→ **What you should do**
Repeat each entry in full, exactly.

→ **Information provided**
════

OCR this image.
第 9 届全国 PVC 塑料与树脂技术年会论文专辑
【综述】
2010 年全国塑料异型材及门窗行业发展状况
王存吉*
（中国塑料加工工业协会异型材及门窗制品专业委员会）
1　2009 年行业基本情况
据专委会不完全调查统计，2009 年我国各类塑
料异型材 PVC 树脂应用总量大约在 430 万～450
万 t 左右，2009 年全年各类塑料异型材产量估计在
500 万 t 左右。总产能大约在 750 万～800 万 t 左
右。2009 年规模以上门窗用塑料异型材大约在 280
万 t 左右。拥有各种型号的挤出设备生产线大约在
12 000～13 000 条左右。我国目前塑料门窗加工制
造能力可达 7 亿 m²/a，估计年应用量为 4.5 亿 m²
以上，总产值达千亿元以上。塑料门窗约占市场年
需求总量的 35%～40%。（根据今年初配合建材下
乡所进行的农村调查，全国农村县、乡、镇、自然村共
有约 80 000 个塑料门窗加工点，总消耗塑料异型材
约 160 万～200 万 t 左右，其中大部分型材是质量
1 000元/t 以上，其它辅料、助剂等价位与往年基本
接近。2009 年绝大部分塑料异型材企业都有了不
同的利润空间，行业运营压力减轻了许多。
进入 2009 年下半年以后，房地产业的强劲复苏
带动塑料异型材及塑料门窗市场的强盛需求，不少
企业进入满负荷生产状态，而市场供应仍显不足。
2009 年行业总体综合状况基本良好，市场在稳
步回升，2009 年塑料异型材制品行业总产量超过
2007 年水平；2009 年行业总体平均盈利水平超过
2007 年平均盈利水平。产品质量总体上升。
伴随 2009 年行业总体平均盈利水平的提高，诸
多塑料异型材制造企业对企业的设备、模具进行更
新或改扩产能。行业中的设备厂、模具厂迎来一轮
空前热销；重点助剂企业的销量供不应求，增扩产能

════

→ **Output for this exercise**
OCR this image.
第 9 届全国 PVC 塑料与树脂技术年会论文专辑
【综述】
2010 年全国塑料异型材及门窗行业发展状况
王存吉*
（中国塑料加工工业协会异型材及门窗制品专业委员会）
1　2009 年行业基本情况
据专委会不完全调查统计，2009 年我国各类塑
料异型材 PVC 树脂应用总量大约在 430 万～450
万 t 左右，2009 年全年各类塑料异型材产量估计在
500 万 t 左右。总产能大约在 750 万～800 万 t 左
右。2009 年规模以上门窗用塑料异型材大约在 280
万 t 左右。拥有各种型号的挤出设备生产线大约在
12 000～13 000 条左右。我国目前塑料门窗加工制
造能力可达 7 亿 m²/a，估计年应用量为 4.5 亿 m²
以上，总产值达千亿元以上。塑料门窗约占市场年
需求总量的 35%～40%。（根据今年初配合建材下
乡所进行的农村调查，全国农村县、乡、镇、自然村共
有约 80 000 个塑料门窗加工点，总消耗塑料异型材
约 160 万～200 万 t 左右，其中大部分型材是质量
1 000元/t 以上，其它辅料、助剂等价位与往年基本
接近。2009 年绝大部分塑料异型材企业都有了不
同的利润空间，行业运营压力减轻了许多。
进入 2009 年下半年以后，房地产业的强劲复苏
带动塑料异型材及塑料门窗市场的强盛需求，不少
企业进入满负荷生产状态，而市场供应仍显不足。
2009 年行业总体综合状况基本良好，市场在稳
步回升，2009 年塑料异型材制品行业总产量超过
2007 年水平；2009 年行业总体平均盈利水平超过
2007 年平均盈利水平。产品质量总体上升。
伴随 2009 年行业总体平均盈利水平的提高，诸
多塑料异型材制造企业对企业的设备、模具进行更
新或改扩产能。行业中的设备厂、模具厂迎来一轮
空前热销；重点助剂企业的销量供不应求，增扩产能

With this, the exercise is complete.